BEGIN DATA

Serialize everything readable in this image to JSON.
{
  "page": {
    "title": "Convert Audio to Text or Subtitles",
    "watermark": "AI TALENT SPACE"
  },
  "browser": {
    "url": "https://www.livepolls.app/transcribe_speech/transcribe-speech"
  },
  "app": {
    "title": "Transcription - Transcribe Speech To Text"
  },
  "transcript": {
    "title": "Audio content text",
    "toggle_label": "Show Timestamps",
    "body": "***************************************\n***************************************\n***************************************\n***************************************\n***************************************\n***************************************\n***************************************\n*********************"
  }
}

END DATA
BEGIN DATA

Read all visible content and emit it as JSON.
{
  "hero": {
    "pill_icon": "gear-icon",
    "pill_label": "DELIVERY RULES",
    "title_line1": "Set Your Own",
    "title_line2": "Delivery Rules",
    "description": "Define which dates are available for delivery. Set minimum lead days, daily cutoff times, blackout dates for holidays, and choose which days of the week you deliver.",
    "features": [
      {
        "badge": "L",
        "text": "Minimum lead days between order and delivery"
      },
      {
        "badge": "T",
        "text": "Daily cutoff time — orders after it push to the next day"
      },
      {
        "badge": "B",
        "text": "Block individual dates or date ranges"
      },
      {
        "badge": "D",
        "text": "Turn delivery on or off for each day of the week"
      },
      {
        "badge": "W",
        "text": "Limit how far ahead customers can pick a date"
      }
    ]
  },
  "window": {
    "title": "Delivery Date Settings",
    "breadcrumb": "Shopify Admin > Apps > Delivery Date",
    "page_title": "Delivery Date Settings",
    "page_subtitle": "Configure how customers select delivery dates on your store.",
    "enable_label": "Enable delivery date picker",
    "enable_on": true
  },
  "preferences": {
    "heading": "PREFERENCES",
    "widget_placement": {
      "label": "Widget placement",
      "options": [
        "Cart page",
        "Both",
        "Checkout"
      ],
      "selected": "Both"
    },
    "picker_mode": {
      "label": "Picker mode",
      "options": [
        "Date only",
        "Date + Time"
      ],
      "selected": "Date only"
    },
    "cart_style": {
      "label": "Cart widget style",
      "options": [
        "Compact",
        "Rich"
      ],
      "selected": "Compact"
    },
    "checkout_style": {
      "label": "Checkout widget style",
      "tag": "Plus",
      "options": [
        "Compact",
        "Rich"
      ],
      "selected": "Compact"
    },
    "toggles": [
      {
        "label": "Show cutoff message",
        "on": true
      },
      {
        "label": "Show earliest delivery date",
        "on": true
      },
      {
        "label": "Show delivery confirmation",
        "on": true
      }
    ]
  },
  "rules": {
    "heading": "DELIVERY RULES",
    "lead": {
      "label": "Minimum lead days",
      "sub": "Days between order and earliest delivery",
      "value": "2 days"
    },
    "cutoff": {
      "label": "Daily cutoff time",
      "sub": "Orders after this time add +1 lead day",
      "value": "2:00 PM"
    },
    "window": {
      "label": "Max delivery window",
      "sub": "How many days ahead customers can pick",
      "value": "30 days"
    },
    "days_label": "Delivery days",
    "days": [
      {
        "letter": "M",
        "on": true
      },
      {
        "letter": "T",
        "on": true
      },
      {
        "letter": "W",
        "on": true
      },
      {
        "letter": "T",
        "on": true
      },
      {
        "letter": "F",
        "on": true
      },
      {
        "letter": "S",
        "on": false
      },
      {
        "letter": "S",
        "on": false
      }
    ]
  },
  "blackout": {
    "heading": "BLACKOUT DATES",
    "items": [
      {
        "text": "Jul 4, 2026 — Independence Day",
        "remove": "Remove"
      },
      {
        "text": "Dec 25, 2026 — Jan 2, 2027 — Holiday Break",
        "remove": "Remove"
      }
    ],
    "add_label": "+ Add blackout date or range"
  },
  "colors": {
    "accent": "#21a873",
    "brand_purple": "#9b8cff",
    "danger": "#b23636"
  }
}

END DATA
BEGIN DATA

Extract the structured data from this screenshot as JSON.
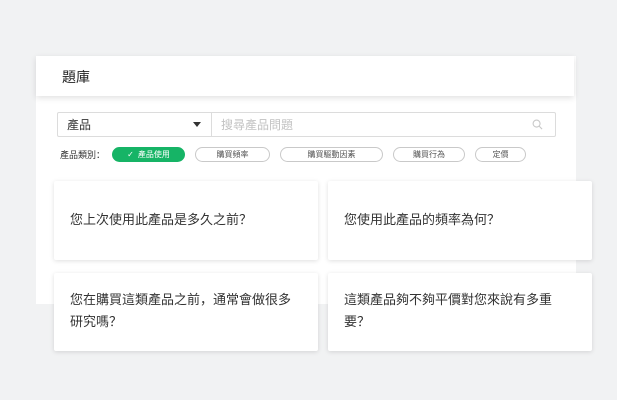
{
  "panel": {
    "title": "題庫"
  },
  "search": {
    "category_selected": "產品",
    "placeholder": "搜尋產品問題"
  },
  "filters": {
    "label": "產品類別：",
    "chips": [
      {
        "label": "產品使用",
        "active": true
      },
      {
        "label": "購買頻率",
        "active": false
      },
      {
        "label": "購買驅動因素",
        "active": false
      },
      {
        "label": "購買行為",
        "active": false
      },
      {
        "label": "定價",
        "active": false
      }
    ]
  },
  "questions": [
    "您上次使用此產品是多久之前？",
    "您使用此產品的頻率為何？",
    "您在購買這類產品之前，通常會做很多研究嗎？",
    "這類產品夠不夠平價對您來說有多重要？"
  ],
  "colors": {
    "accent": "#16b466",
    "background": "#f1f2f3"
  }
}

END DATA

Make a list of all lines in the data that contain "heading".

_WORKED SOLUTION_:
    "heading": "PREFERENCES",
    "heading": "DELIVERY RULES",
    "heading": "BLACKOUT DATES",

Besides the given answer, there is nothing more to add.